— BEGIN Records to process —
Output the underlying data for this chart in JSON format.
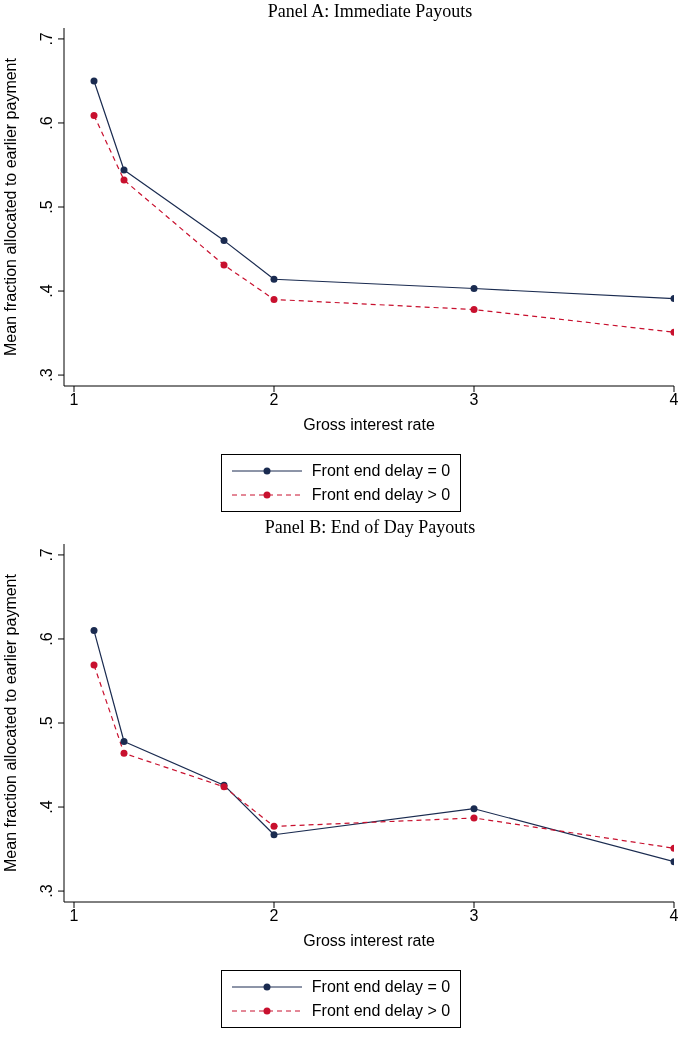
{
  "chart_data": [
    {
      "type": "line",
      "title": "Panel A: Immediate Payouts",
      "xlabel": "Gross interest rate",
      "ylabel": "Mean fraction allocated to earlier payment",
      "x": [
        1.1,
        1.25,
        1.75,
        2,
        3,
        4
      ],
      "series": [
        {
          "name": "Front end delay = 0",
          "color": "#1a2b50",
          "line_style": "solid",
          "values": [
            0.65,
            0.544,
            0.46,
            0.414,
            0.403,
            0.391
          ]
        },
        {
          "name": "Front end delay > 0",
          "color": "#c8102e",
          "line_style": "dashed",
          "values": [
            0.609,
            0.532,
            0.431,
            0.39,
            0.378,
            0.351
          ]
        }
      ],
      "xlim": [
        0.95,
        4
      ],
      "xticks": [
        1,
        2,
        3,
        4
      ],
      "ylim": [
        0.287,
        0.713
      ],
      "yticks": [
        {
          "value": 0.3,
          "label": ".3"
        },
        {
          "value": 0.4,
          "label": ".4"
        },
        {
          "value": 0.5,
          "label": ".5"
        },
        {
          "value": 0.6,
          "label": ".6"
        },
        {
          "value": 0.7,
          "label": ".7"
        }
      ],
      "marker": "circle",
      "grid": false,
      "legend": "bottom"
    },
    {
      "type": "line",
      "title": "Panel B: End of Day Payouts",
      "xlabel": "Gross interest rate",
      "ylabel": "Mean fraction allocated to earlier payment",
      "x": [
        1.1,
        1.25,
        1.75,
        2,
        3,
        4
      ],
      "series": [
        {
          "name": "Front end delay = 0",
          "color": "#1a2b50",
          "line_style": "solid",
          "values": [
            0.61,
            0.478,
            0.426,
            0.367,
            0.398,
            0.335
          ]
        },
        {
          "name": "Front end delay > 0",
          "color": "#c8102e",
          "line_style": "dashed",
          "values": [
            0.569,
            0.464,
            0.424,
            0.377,
            0.387,
            0.351
          ]
        }
      ],
      "xlim": [
        0.95,
        4
      ],
      "xticks": [
        1,
        2,
        3,
        4
      ],
      "ylim": [
        0.287,
        0.713
      ],
      "yticks": [
        {
          "value": 0.3,
          "label": ".3"
        },
        {
          "value": 0.4,
          "label": ".4"
        },
        {
          "value": 0.5,
          "label": ".5"
        },
        {
          "value": 0.6,
          "label": ".6"
        },
        {
          "value": 0.7,
          "label": ".7"
        }
      ],
      "marker": "circle",
      "grid": false,
      "legend": "bottom"
    }
  ]
}
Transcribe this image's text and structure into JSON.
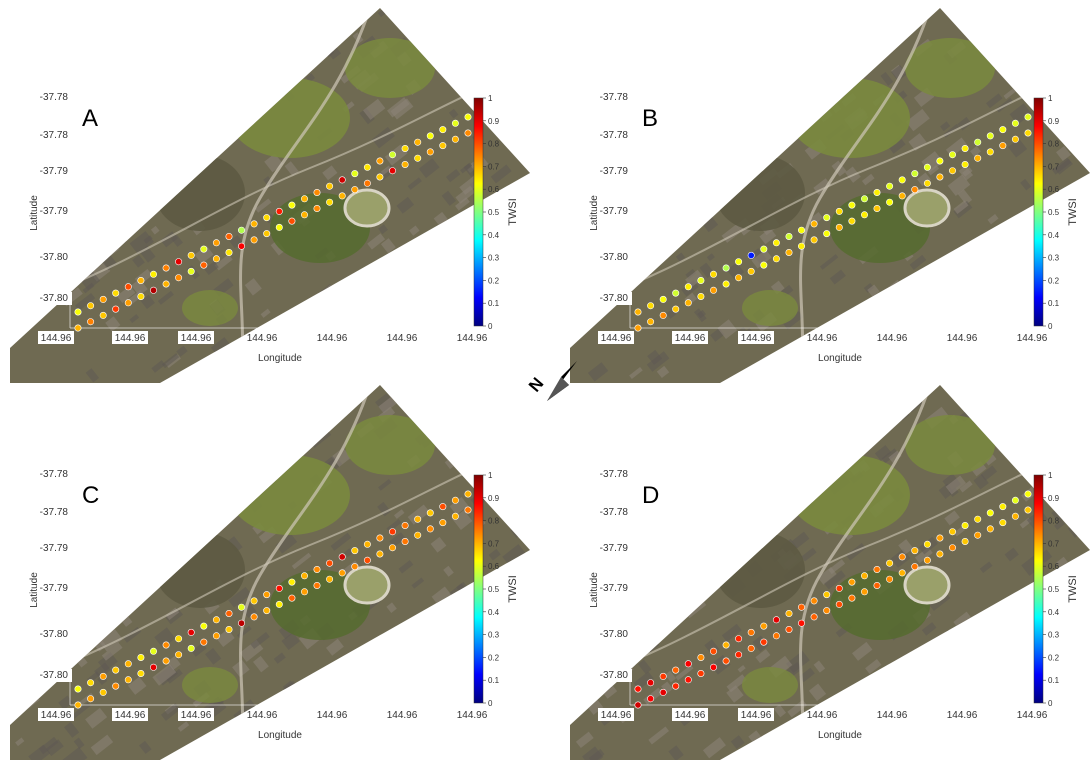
— END Records to process —
What is asked: Check each line of the records for the word "title", and show the lines that contain it.

Answer to this task:
      "title": "Panel A: Immediate Payouts",
      "title": "Panel B: End of Day Payouts",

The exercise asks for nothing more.